* TO DO
Figure out how many lines of the material below contain the word "JSON". Answer with the number only.

* DATA ENTRIES

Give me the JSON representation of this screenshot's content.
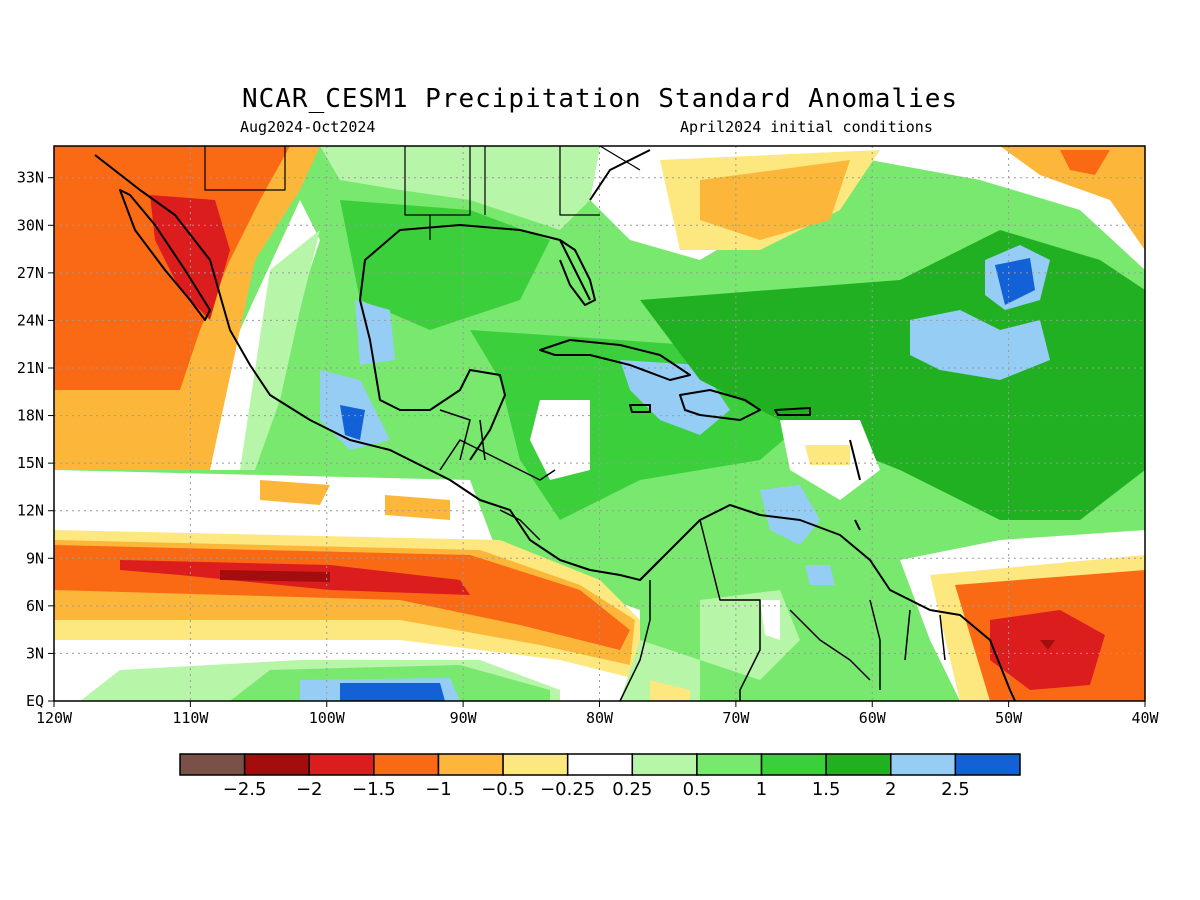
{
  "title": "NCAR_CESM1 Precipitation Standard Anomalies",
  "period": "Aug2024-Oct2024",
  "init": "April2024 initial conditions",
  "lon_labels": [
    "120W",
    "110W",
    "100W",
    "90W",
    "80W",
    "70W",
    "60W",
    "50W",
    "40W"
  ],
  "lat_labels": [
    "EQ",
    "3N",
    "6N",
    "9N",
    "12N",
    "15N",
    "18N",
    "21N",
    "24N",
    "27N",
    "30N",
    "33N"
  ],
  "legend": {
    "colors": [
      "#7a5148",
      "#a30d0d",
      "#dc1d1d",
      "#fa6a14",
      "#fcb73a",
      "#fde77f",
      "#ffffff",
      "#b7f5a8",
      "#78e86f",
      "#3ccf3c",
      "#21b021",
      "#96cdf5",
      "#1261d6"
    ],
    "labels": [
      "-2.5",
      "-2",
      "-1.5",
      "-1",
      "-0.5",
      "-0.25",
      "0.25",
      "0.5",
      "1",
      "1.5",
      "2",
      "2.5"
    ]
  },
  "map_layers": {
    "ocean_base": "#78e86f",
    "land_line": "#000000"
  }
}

--

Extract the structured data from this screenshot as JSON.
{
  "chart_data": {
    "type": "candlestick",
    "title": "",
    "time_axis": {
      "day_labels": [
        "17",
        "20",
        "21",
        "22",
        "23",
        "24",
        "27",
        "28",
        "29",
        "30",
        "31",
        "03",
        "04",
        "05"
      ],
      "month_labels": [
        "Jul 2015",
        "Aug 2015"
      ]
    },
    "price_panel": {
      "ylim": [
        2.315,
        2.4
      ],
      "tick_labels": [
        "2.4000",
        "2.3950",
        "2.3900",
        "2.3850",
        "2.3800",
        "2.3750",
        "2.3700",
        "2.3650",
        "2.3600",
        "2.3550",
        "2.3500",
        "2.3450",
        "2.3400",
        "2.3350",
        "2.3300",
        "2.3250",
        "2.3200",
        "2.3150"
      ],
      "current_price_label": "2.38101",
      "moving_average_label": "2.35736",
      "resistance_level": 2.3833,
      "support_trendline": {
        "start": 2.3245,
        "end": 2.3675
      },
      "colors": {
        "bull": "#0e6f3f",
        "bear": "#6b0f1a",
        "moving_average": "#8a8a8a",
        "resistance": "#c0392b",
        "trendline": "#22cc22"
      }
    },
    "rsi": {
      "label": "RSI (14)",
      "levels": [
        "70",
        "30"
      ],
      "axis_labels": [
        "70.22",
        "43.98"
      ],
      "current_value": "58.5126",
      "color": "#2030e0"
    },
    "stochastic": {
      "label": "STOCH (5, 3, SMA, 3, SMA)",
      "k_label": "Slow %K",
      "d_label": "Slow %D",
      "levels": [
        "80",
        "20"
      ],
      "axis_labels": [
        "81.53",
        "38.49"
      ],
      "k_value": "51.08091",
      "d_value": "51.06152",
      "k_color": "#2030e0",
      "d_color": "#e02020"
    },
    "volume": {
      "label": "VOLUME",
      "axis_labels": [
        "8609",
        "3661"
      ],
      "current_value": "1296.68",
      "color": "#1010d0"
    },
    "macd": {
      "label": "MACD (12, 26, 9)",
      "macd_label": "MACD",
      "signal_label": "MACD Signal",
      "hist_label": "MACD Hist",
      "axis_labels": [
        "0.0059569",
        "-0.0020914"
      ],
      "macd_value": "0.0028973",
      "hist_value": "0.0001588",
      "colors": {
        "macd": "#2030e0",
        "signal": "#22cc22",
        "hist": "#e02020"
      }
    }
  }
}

* EXERCISE SOLUTION
2